───── Supplied data ─────

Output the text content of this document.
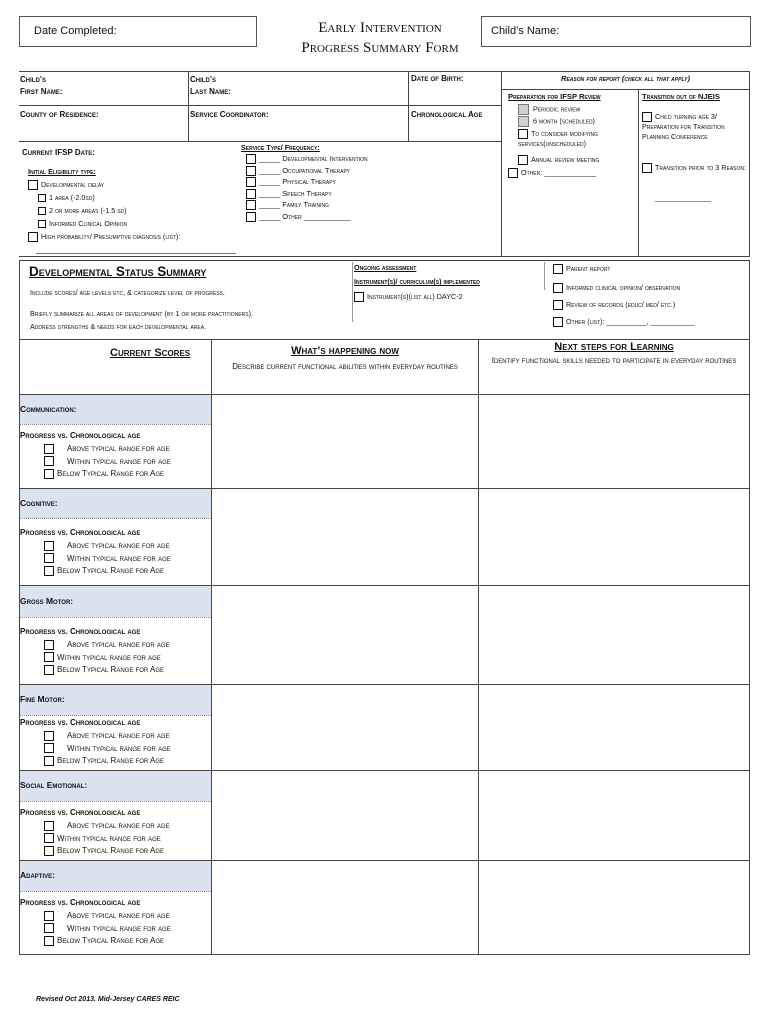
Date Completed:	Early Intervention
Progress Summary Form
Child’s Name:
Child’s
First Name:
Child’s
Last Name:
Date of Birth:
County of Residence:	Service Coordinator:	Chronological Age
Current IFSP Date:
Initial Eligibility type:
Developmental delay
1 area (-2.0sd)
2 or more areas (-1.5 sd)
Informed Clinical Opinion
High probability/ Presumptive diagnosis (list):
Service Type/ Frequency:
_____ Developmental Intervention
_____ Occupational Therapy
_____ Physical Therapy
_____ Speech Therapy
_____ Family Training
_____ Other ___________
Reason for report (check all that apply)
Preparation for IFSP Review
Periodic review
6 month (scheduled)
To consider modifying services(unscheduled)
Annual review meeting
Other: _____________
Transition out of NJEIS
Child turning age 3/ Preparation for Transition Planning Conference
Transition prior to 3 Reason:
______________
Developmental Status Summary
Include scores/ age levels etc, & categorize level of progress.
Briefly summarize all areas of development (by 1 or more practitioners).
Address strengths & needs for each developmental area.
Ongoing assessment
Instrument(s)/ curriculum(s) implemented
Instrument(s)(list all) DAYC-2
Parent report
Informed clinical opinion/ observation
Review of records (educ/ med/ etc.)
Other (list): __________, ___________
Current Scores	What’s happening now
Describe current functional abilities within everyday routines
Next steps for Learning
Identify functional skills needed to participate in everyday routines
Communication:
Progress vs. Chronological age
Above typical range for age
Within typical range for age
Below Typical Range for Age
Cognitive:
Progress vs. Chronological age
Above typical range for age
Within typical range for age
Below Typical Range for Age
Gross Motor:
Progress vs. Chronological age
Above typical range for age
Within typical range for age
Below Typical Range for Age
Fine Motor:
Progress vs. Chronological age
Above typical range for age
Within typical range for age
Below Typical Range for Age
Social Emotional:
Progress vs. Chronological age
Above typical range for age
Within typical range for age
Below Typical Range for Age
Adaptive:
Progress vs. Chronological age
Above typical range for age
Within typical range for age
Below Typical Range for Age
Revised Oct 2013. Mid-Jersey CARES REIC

─────

Set problem
Leave out all pictures, then copy the remaining material exactly.

Task result
Output the text content of this document.
Date Completed:	Early Intervention
Progress Summary Form
Child’s Name:
Child’s
First Name:
Child’s
Last Name:
Date of Birth:
County of Residence:	Service Coordinator:	Chronological Age
Current IFSP Date:
Initial Eligibility type:
Developmental delay
1 area (-2.0sd)
2 or more areas (-1.5 sd)
Informed Clinical Opinion
High probability/ Presumptive diagnosis (list):
Service Type/ Frequency:
_____ Developmental Intervention
_____ Occupational Therapy
_____ Physical Therapy
_____ Speech Therapy
_____ Family Training
_____ Other ___________
Reason for report (check all that apply)
Preparation for IFSP Review
Periodic review
6 month (scheduled)
To consider modifying services(unscheduled)
Annual review meeting
Other: _____________
Transition out of NJEIS
Child turning age 3/ Preparation for Transition Planning Conference
Transition prior to 3 Reason:
______________
Developmental Status Summary
Include scores/ age levels etc, & categorize level of progress.
Briefly summarize all areas of development (by 1 or more practitioners).
Address strengths & needs for each developmental area.
Ongoing assessment
Instrument(s)/ curriculum(s) implemented
Instrument(s)(list all) DAYC-2
Parent report
Informed clinical opinion/ observation
Review of records (educ/ med/ etc.)
Other (list): __________, ___________
Current Scores	What’s happening now
Describe current functional abilities within everyday routines
Next steps for Learning
Identify functional skills needed to participate in everyday routines
Communication:
Progress vs. Chronological age
Above typical range for age
Within typical range for age
Below Typical Range for Age
Cognitive:
Progress vs. Chronological age
Above typical range for age
Within typical range for age
Below Typical Range for Age
Gross Motor:
Progress vs. Chronological age
Above typical range for age
Within typical range for age
Below Typical Range for Age
Fine Motor:
Progress vs. Chronological age
Above typical range for age
Within typical range for age
Below Typical Range for Age
Social Emotional:
Progress vs. Chronological age
Above typical range for age
Within typical range for age
Below Typical Range for Age
Adaptive:
Progress vs. Chronological age
Above typical range for age
Within typical range for age
Below Typical Range for Age
Revised Oct 2013. Mid-Jersey CARES REIC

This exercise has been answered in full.